§ Available records

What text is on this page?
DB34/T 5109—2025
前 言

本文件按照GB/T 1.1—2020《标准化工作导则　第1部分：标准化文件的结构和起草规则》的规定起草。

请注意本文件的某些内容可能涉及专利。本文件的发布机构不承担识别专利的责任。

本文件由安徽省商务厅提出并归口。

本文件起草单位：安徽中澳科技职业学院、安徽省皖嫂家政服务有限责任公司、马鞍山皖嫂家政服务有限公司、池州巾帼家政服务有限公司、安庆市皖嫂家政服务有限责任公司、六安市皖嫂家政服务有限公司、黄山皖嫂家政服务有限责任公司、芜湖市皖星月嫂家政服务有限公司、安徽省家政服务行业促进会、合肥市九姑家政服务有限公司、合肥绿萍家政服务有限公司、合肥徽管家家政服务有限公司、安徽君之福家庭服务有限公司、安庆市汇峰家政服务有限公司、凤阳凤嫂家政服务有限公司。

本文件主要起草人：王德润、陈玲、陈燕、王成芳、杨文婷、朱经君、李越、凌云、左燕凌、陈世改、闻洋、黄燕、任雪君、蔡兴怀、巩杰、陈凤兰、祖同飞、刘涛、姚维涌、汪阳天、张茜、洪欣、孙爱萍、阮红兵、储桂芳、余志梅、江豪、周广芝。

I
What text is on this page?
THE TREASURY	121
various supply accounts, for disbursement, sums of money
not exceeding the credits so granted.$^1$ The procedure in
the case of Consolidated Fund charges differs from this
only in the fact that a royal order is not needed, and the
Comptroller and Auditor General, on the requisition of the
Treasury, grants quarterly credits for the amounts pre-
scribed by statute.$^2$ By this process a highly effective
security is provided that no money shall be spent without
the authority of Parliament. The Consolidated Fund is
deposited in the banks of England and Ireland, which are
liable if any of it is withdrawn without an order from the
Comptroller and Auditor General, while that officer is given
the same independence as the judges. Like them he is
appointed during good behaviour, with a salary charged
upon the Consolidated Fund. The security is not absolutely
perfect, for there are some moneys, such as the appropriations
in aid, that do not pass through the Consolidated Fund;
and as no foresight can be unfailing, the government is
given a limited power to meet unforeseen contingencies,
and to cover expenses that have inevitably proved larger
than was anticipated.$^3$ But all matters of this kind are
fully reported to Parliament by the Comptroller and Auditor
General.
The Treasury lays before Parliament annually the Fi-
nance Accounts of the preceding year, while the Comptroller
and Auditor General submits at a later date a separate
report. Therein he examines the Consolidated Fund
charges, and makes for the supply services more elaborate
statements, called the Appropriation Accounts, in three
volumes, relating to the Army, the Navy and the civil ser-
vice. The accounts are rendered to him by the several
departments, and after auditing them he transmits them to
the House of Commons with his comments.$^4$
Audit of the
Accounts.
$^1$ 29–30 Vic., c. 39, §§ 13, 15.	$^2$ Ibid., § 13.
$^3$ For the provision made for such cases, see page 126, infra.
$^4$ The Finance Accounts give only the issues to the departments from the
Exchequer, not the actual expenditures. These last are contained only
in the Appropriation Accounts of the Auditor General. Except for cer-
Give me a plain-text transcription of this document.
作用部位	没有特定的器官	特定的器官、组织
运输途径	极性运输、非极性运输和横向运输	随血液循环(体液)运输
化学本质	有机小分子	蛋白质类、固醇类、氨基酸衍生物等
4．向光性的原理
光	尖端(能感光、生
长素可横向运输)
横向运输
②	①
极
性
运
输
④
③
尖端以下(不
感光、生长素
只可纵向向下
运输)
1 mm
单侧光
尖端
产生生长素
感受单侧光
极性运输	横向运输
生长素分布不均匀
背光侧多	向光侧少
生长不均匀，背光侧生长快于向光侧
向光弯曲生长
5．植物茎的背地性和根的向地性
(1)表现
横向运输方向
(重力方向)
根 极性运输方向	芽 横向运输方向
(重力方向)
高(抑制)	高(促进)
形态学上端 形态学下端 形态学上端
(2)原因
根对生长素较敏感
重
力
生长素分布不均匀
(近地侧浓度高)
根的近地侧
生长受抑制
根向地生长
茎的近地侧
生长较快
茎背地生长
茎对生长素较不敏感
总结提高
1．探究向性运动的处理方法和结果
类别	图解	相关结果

§ Work required
Without changing a word, restate the whole listing.

§ Task solution
What text is on this page?
DB34/T 5109—2025
前 言

本文件按照GB/T 1.1—2020《标准化工作导则　第1部分：标准化文件的结构和起草规则》的规定起草。

请注意本文件的某些内容可能涉及专利。本文件的发布机构不承担识别专利的责任。

本文件由安徽省商务厅提出并归口。

本文件起草单位：安徽中澳科技职业学院、安徽省皖嫂家政服务有限责任公司、马鞍山皖嫂家政服务有限公司、池州巾帼家政服务有限公司、安庆市皖嫂家政服务有限责任公司、六安市皖嫂家政服务有限公司、黄山皖嫂家政服务有限责任公司、芜湖市皖星月嫂家政服务有限公司、安徽省家政服务行业促进会、合肥市九姑家政服务有限公司、合肥绿萍家政服务有限公司、合肥徽管家家政服务有限公司、安徽君之福家庭服务有限公司、安庆市汇峰家政服务有限公司、凤阳凤嫂家政服务有限公司。

本文件主要起草人：王德润、陈玲、陈燕、王成芳、杨文婷、朱经君、李越、凌云、左燕凌、陈世改、闻洋、黄燕、任雪君、蔡兴怀、巩杰、陈凤兰、祖同飞、刘涛、姚维涌、汪阳天、张茜、洪欣、孙爱萍、阮红兵、储桂芳、余志梅、江豪、周广芝。

I
What text is on this page?
THE TREASURY	121
various supply accounts, for disbursement, sums of money
not exceeding the credits so granted.$^1$ The procedure in
the case of Consolidated Fund charges differs from this
only in the fact that a royal order is not needed, and the
Comptroller and Auditor General, on the requisition of the
Treasury, grants quarterly credits for the amounts pre-
scribed by statute.$^2$ By this process a highly effective
security is provided that no money shall be spent without
the authority of Parliament. The Consolidated Fund is
deposited in the banks of England and Ireland, which are
liable if any of it is withdrawn without an order from the
Comptroller and Auditor General, while that officer is given
the same independence as the judges. Like them he is
appointed during good behaviour, with a salary charged
upon the Consolidated Fund. The security is not absolutely
perfect, for there are some moneys, such as the appropriations
in aid, that do not pass through the Consolidated Fund;
and as no foresight can be unfailing, the government is
given a limited power to meet unforeseen contingencies,
and to cover expenses that have inevitably proved larger
than was anticipated.$^3$ But all matters of this kind are
fully reported to Parliament by the Comptroller and Auditor
General.
The Treasury lays before Parliament annually the Fi-
nance Accounts of the preceding year, while the Comptroller
and Auditor General submits at a later date a separate
report. Therein he examines the Consolidated Fund
charges, and makes for the supply services more elaborate
statements, called the Appropriation Accounts, in three
volumes, relating to the Army, the Navy and the civil ser-
vice. The accounts are rendered to him by the several
departments, and after auditing them he transmits them to
the House of Commons with his comments.$^4$
Audit of the
Accounts.
$^1$ 29–30 Vic., c. 39, §§ 13, 15.	$^2$ Ibid., § 13.
$^3$ For the provision made for such cases, see page 126, infra.
$^4$ The Finance Accounts give only the issues to the departments from the
Exchequer, not the actual expenditures. These last are contained only
in the Appropriation Accounts of the Auditor General. Except for cer-
Give me a plain-text transcription of this document.
作用部位	没有特定的器官	特定的器官、组织
运输途径	极性运输、非极性运输和横向运输	随血液循环(体液)运输
化学本质	有机小分子	蛋白质类、固醇类、氨基酸衍生物等
4．向光性的原理
光	尖端(能感光、生
长素可横向运输)
横向运输
②	①
极
性
运
输
④
③
尖端以下(不
感光、生长素
只可纵向向下
运输)
1 mm
单侧光
尖端
产生生长素
感受单侧光
极性运输	横向运输
生长素分布不均匀
背光侧多	向光侧少
生长不均匀，背光侧生长快于向光侧
向光弯曲生长
5．植物茎的背地性和根的向地性
(1)表现
横向运输方向
(重力方向)
根 极性运输方向	芽 横向运输方向
(重力方向)
高(抑制)	高(促进)
形态学上端 形态学下端 形态学上端
(2)原因
根对生长素较敏感
重
力
生长素分布不均匀
(近地侧浓度高)
根的近地侧
生长受抑制
根向地生长
茎的近地侧
生长较快
茎背地生长
茎对生长素较不敏感
总结提高
1．探究向性运动的处理方法和结果
类别	图解	相关结果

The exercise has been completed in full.